Website and app data records

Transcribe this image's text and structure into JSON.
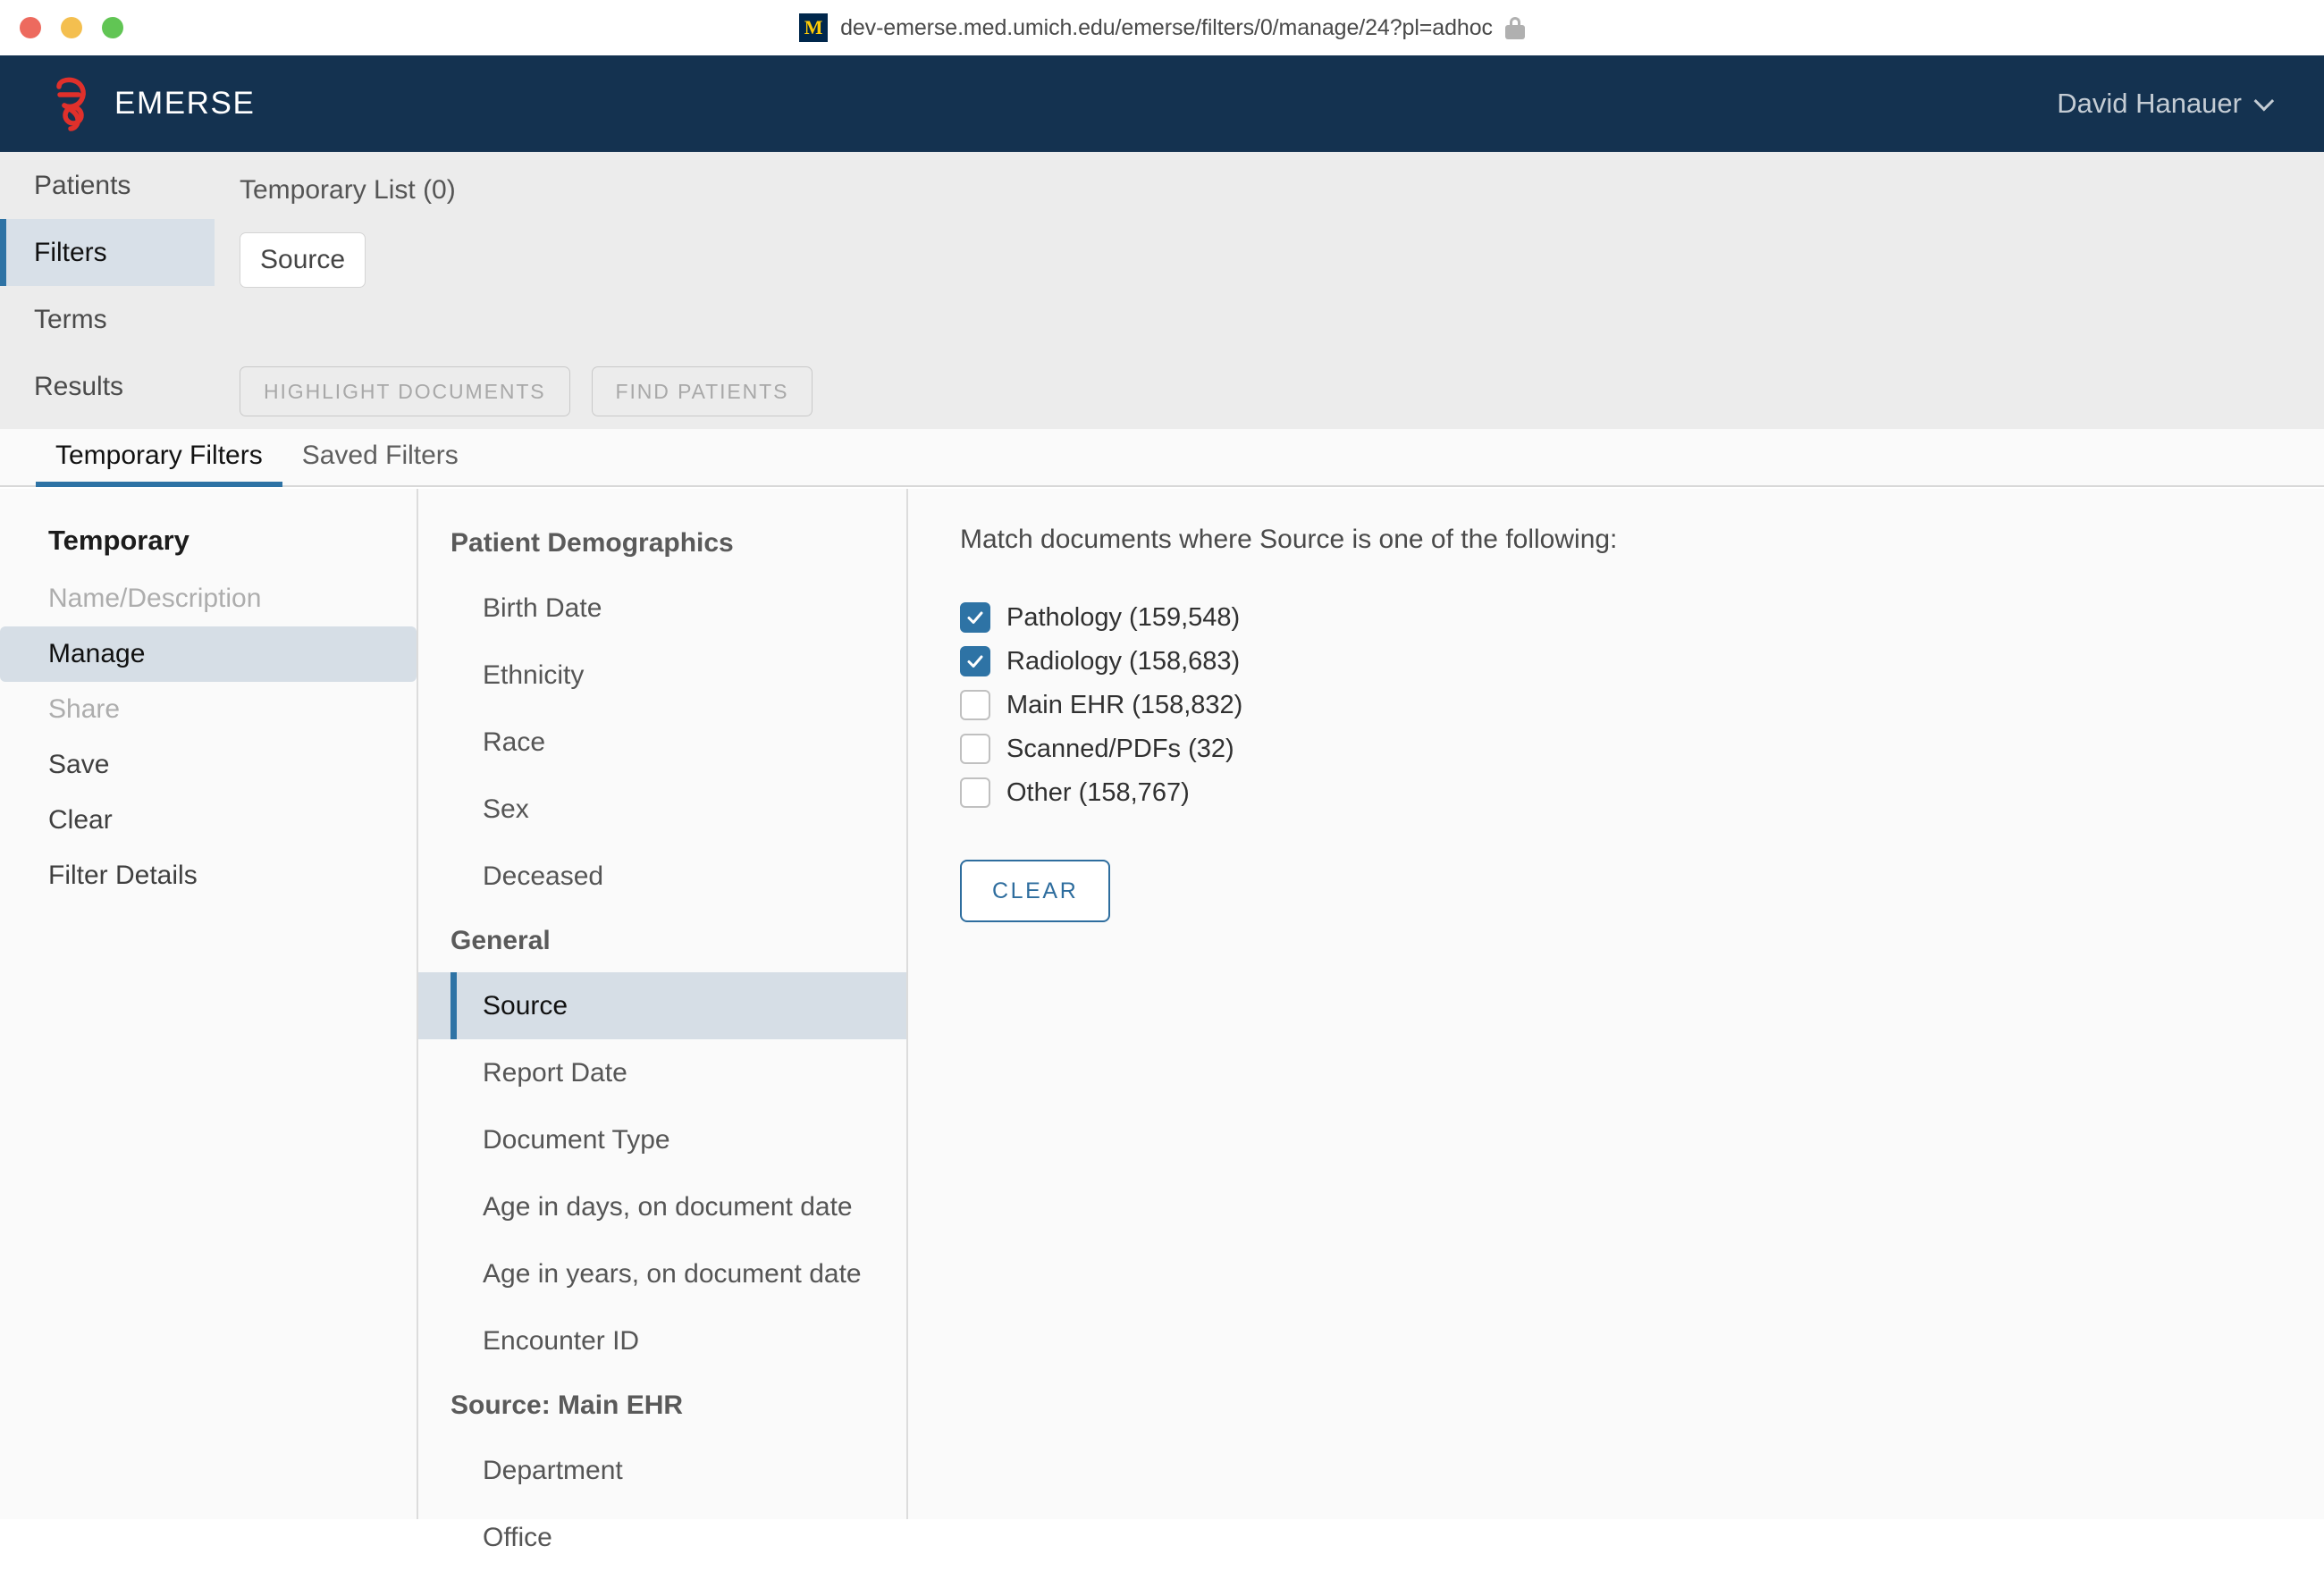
{
  "browser": {
    "url": "dev-emerse.med.umich.edu/emerse/filters/0/manage/24?pl=adhoc",
    "favicon_letter": "M",
    "lock_icon": "lock-icon",
    "traffic_lights": [
      "close",
      "minimize",
      "maximize"
    ]
  },
  "header": {
    "brand": "EMERSE",
    "logo_icon": "emerse-logo-icon",
    "user": "David Hanauer",
    "chevron_icon": "chevron-down-icon"
  },
  "nav": {
    "items": [
      {
        "label": "Patients",
        "active": false
      },
      {
        "label": "Filters",
        "active": true
      },
      {
        "label": "Terms",
        "active": false
      },
      {
        "label": "Results",
        "active": false
      }
    ]
  },
  "toolbar": {
    "temporary_list": "Temporary List (0)",
    "chips": [
      "Source"
    ],
    "buttons": [
      {
        "label": "HIGHLIGHT DOCUMENTS",
        "disabled": true
      },
      {
        "label": "FIND PATIENTS",
        "disabled": true
      }
    ]
  },
  "tabs": [
    {
      "label": "Temporary Filters",
      "active": true
    },
    {
      "label": "Saved Filters",
      "active": false
    }
  ],
  "sidebar": {
    "title": "Temporary",
    "items": [
      {
        "label": "Name/Description",
        "state": "disabled"
      },
      {
        "label": "Manage",
        "state": "selected"
      },
      {
        "label": "Share",
        "state": "disabled"
      },
      {
        "label": "Save",
        "state": "normal"
      },
      {
        "label": "Clear",
        "state": "normal"
      },
      {
        "label": "Filter Details",
        "state": "normal"
      }
    ]
  },
  "field_list": {
    "groups": [
      {
        "heading": "Patient Demographics",
        "fields": [
          {
            "label": "Birth Date",
            "selected": false
          },
          {
            "label": "Ethnicity",
            "selected": false
          },
          {
            "label": "Race",
            "selected": false
          },
          {
            "label": "Sex",
            "selected": false
          },
          {
            "label": "Deceased",
            "selected": false
          }
        ]
      },
      {
        "heading": "General",
        "fields": [
          {
            "label": "Source",
            "selected": true
          },
          {
            "label": "Report Date",
            "selected": false
          },
          {
            "label": "Document Type",
            "selected": false
          },
          {
            "label": "Age in days, on document date",
            "selected": false
          },
          {
            "label": "Age in years, on document date",
            "selected": false
          },
          {
            "label": "Encounter ID",
            "selected": false
          }
        ]
      },
      {
        "heading": "Source: Main EHR",
        "fields": [
          {
            "label": "Department",
            "selected": false
          },
          {
            "label": "Office",
            "selected": false
          }
        ]
      }
    ]
  },
  "detail": {
    "prompt": "Match documents where Source is one of the following:",
    "options": [
      {
        "label": "Pathology (159,548)",
        "checked": true
      },
      {
        "label": "Radiology (158,683)",
        "checked": true
      },
      {
        "label": "Main EHR (158,832)",
        "checked": false
      },
      {
        "label": "Scanned/PDFs (32)",
        "checked": false
      },
      {
        "label": "Other (158,767)",
        "checked": false
      }
    ],
    "clear_label": "CLEAR"
  },
  "colors": {
    "header_bg": "#143250",
    "accent_blue": "#2e73a5",
    "logo_red": "#e0302b",
    "selected_bg": "#d6dee6",
    "toolbar_bg": "#ececec"
  }
}
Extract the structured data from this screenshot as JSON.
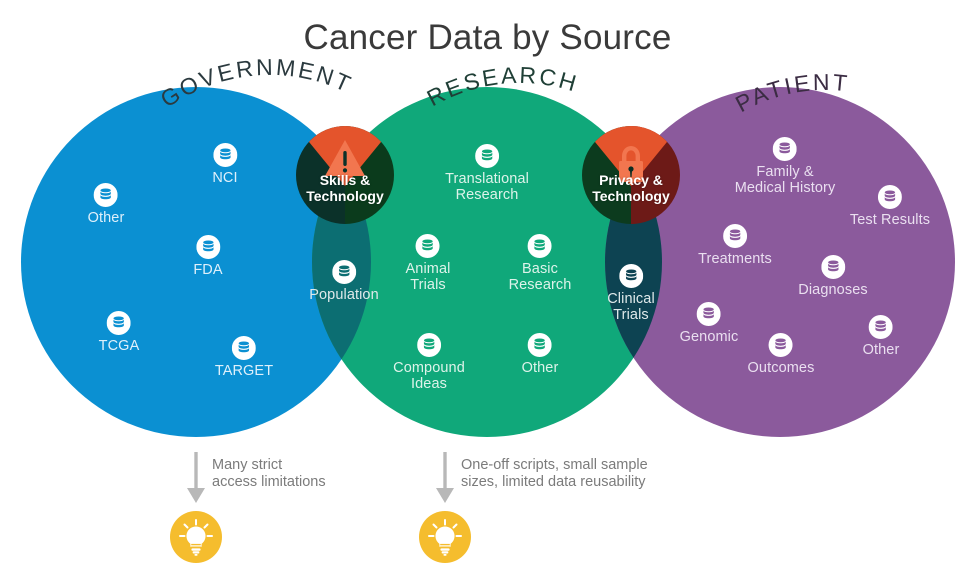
{
  "title": "Cancer Data by Source",
  "colors": {
    "government": "#0b90d2",
    "research": "#10a87a",
    "patient": "#8b5a9c",
    "overlap_left_lens": "#0c6e72",
    "overlap_right_lens": "#0d4352",
    "dark_circle_left_a": "#0b3129",
    "dark_circle_left_b": "#0b3b1c",
    "dark_circle_right_a": "#0c3b1e",
    "dark_circle_right_b": "#6d1a17",
    "wedge_orange": "#e4542c",
    "lock_icon": "#f2764f",
    "warning_icon": "#f2764f",
    "bulb_circle": "#f5bd2e",
    "annotation_text": "#7b7b7b",
    "title_text": "#3a3a3a",
    "circle_heading_text": "#2b3a3f"
  },
  "circles": [
    {
      "id": "government",
      "heading": "GOVERNMENT"
    },
    {
      "id": "research",
      "heading": "RESEARCH"
    },
    {
      "id": "patient",
      "heading": "PATIENT"
    }
  ],
  "government_nodes": [
    {
      "label": "NCI",
      "icon": "database-icon"
    },
    {
      "label": "Other",
      "icon": "database-icon"
    },
    {
      "label": "FDA",
      "icon": "database-icon"
    },
    {
      "label": "TCGA",
      "icon": "database-icon"
    },
    {
      "label": "TARGET",
      "icon": "database-icon"
    }
  ],
  "research_nodes": [
    {
      "label": "Translational\nResearch",
      "line1": "Translational",
      "line2": "Research",
      "icon": "database-icon"
    },
    {
      "label": "Animal\nTrials",
      "line1": "Animal",
      "line2": "Trials",
      "icon": "database-icon"
    },
    {
      "label": "Basic\nResearch",
      "line1": "Basic",
      "line2": "Research",
      "icon": "database-icon"
    },
    {
      "label": "Compound\nIdeas",
      "line1": "Compound",
      "line2": "Ideas",
      "icon": "database-icon"
    },
    {
      "label": "Other",
      "line1": "Other",
      "line2": "",
      "icon": "database-icon"
    }
  ],
  "patient_nodes": [
    {
      "line1": "Family &",
      "line2": "Medical History",
      "icon": "database-icon"
    },
    {
      "line1": "Test Results",
      "line2": "",
      "icon": "database-icon"
    },
    {
      "line1": "Treatments",
      "line2": "",
      "icon": "database-icon"
    },
    {
      "line1": "Diagnoses",
      "line2": "",
      "icon": "database-icon"
    },
    {
      "line1": "Genomic",
      "line2": "",
      "icon": "database-icon"
    },
    {
      "line1": "Outcomes",
      "line2": "",
      "icon": "database-icon"
    },
    {
      "line1": "Other",
      "line2": "",
      "icon": "database-icon"
    }
  ],
  "overlap_nodes": [
    {
      "id": "population",
      "line1": "Population",
      "line2": "",
      "icon": "database-icon"
    },
    {
      "id": "clinical-trials",
      "line1": "Clinical",
      "line2": "Trials",
      "icon": "database-icon"
    }
  ],
  "overlap_warnings": [
    {
      "id": "skills-technology",
      "line1": "Skills &",
      "line2": "Technology",
      "icon": "warning-triangle-icon"
    },
    {
      "id": "privacy-technology",
      "line1": "Privacy &",
      "line2": "Technology",
      "icon": "lock-icon"
    }
  ],
  "annotations": [
    {
      "id": "government-annotation",
      "line1": "Many strict",
      "line2": "access limitations",
      "icon": "lightbulb-icon",
      "arrow": "down-arrow-icon"
    },
    {
      "id": "research-annotation",
      "line1": "One-off scripts, small sample",
      "line2": "sizes, limited data reusability",
      "icon": "lightbulb-icon",
      "arrow": "down-arrow-icon"
    }
  ]
}
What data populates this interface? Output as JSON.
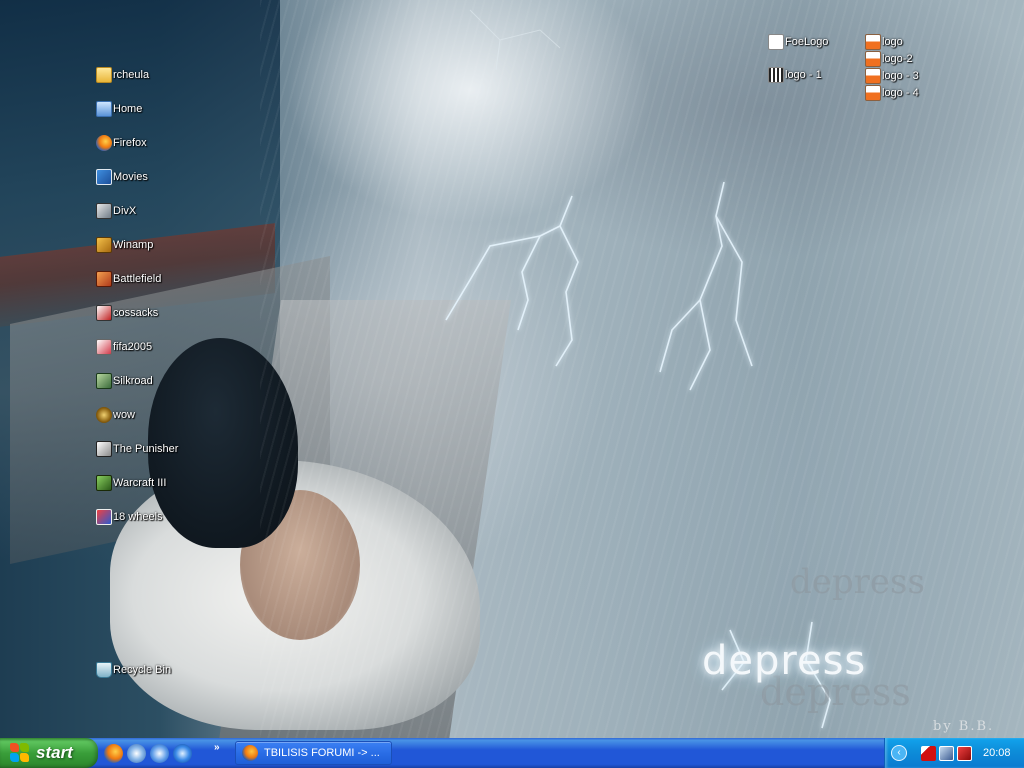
{
  "wallpaper": {
    "caption": "depress",
    "credit": "by B.B."
  },
  "desktop": {
    "left_icons": [
      {
        "label": "rcheula",
        "icon": "folder-icon"
      },
      {
        "label": "Home",
        "icon": "home-icon"
      },
      {
        "label": "Firefox",
        "icon": "firefox-icon"
      },
      {
        "label": "Movies",
        "icon": "movies-icon"
      },
      {
        "label": "DivX",
        "icon": "divx-icon"
      },
      {
        "label": "Winamp",
        "icon": "winamp-icon"
      },
      {
        "label": "Battlefield",
        "icon": "battlefield-icon"
      },
      {
        "label": "cossacks",
        "icon": "cossacks-icon"
      },
      {
        "label": "fifa2005",
        "icon": "fifa-icon"
      },
      {
        "label": "Silkroad",
        "icon": "silkroad-icon"
      },
      {
        "label": "wow",
        "icon": "wow-icon"
      },
      {
        "label": "The Punisher",
        "icon": "punisher-icon"
      },
      {
        "label": "Warcraft III",
        "icon": "warcraft-icon"
      },
      {
        "label": "18 wheels",
        "icon": "truck-icon"
      }
    ],
    "recycle_bin": {
      "label": "Recycle Bin",
      "icon": "recycle-bin-icon"
    },
    "right_icons": [
      {
        "label": "FoeLogo",
        "icon": "image-file-icon"
      },
      {
        "label": "logo - 1",
        "icon": "image-file-icon"
      },
      {
        "label": "logo",
        "icon": "document-icon"
      },
      {
        "label": "logo-2",
        "icon": "document-icon"
      },
      {
        "label": "logo - 3",
        "icon": "document-icon"
      },
      {
        "label": "logo - 4",
        "icon": "document-icon"
      }
    ]
  },
  "taskbar": {
    "start_label": "start",
    "quick_launch": [
      "firefox-icon",
      "messenger-icon",
      "media-player-icon",
      "internet-explorer-icon"
    ],
    "overflow": "»",
    "task_button": "TBILISIS FORUMI -> ...",
    "tray_icons": [
      "kaspersky-icon",
      "network-icon",
      "antivirus-icon"
    ],
    "clock": "20:08",
    "colors": {
      "bar": "#2157d7",
      "start": "#3a9e3a",
      "tray": "#0d8dd9"
    }
  }
}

__What is expected__
Please copy every line in the entries where "Temporary" appears.

__Solution for this problem__
    "temporary_list": "Temporary List (0)",
      "label": "Temporary Filters",
    "title": "Temporary",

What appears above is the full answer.